GOAL – Look through the data for the string "在工作中". Copy every line where it is found.

DATA FOR THIS TASK –
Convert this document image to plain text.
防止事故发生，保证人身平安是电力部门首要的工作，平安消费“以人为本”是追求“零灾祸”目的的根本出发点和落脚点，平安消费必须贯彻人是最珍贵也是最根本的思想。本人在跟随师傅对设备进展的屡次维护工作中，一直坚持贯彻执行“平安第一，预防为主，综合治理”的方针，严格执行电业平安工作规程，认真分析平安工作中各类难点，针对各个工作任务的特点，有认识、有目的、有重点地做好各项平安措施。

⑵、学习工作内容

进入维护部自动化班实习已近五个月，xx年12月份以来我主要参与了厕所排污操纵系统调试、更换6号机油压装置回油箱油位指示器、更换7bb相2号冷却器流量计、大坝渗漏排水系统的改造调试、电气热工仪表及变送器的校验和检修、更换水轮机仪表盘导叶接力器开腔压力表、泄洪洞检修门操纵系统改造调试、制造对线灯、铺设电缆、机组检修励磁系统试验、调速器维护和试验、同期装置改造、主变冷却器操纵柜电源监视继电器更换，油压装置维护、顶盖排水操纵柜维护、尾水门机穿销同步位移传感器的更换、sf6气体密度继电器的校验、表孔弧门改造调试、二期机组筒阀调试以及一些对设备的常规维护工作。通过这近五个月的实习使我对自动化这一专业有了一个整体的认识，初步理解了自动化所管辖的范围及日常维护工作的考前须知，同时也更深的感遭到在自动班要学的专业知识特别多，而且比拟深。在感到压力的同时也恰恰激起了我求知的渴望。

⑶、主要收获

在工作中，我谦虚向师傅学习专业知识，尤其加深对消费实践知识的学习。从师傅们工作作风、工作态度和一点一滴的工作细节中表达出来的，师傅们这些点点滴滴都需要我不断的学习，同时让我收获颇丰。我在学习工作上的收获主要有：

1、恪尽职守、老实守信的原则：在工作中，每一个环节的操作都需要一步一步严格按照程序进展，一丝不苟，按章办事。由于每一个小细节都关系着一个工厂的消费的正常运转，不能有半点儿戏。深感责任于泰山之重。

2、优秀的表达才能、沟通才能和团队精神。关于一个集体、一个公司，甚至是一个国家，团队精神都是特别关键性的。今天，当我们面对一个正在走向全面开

REPLY TO THE TASK –
在工作中，我谦虚向师傅学习专业知识，尤其加深对消费实践知识的学习。从师傅们工作作风、工作态度和一点一滴的工作细节中表达出来的，师傅们这些点点滴滴都需要我不断的学习，同时让我收获颇丰。我在学习工作上的收获主要有：
1、恪尽职守、老实守信的原则：在工作中，每一个环节的操作都需要一步一步严格按照程序进展，一丝不苟，按章办事。由于每一个小细节都关系着一个工厂的消费的正常运转，不能有半点儿戏。深感责任于泰山之重。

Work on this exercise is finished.